━━━ Stored data ━━━

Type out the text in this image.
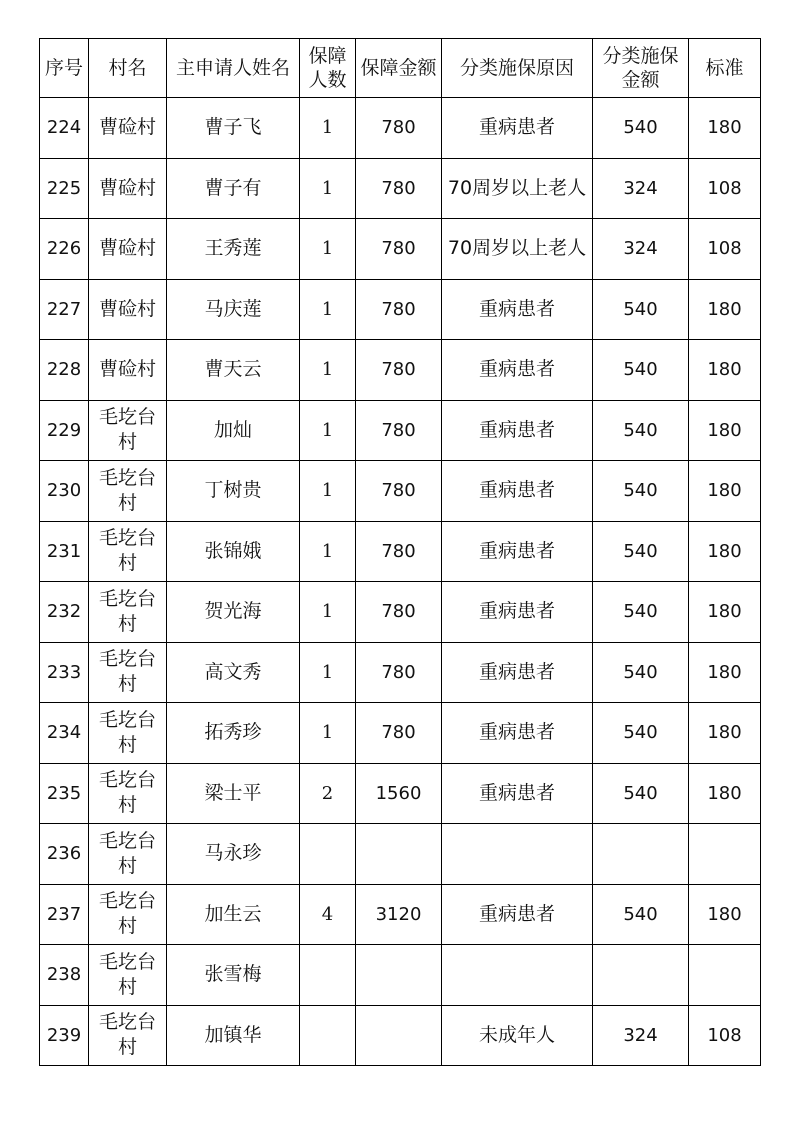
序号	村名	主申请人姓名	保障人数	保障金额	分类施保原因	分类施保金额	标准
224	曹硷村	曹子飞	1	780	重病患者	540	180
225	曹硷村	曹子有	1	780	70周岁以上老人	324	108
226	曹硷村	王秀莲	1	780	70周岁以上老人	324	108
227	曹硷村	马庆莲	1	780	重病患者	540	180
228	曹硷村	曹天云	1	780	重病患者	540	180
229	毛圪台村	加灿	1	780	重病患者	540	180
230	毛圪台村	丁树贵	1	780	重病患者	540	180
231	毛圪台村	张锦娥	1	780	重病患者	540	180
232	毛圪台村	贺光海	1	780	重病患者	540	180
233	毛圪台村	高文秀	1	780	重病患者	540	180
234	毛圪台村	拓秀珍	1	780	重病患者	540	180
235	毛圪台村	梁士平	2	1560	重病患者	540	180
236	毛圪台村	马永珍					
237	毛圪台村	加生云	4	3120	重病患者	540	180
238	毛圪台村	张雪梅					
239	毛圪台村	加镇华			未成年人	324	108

━━━

Task objective: Gather up the lines containing the word "毛圪台村" from these records and copy them.

Answer to the task:
229	毛圪台村	加灿	1	780	重病患者	540	180
230	毛圪台村	丁树贵	1	780	重病患者	540	180
231	毛圪台村	张锦娥	1	780	重病患者	540	180
232	毛圪台村	贺光海	1	780	重病患者	540	180
233	毛圪台村	高文秀	1	780	重病患者	540	180
234	毛圪台村	拓秀珍	1	780	重病患者	540	180
235	毛圪台村	梁士平	2	1560	重病患者	540	180
236	毛圪台村	马永珍					
237	毛圪台村	加生云	4	3120	重病患者	540	180
238	毛圪台村	张雪梅					
239	毛圪台村	加镇华			未成年人	324	108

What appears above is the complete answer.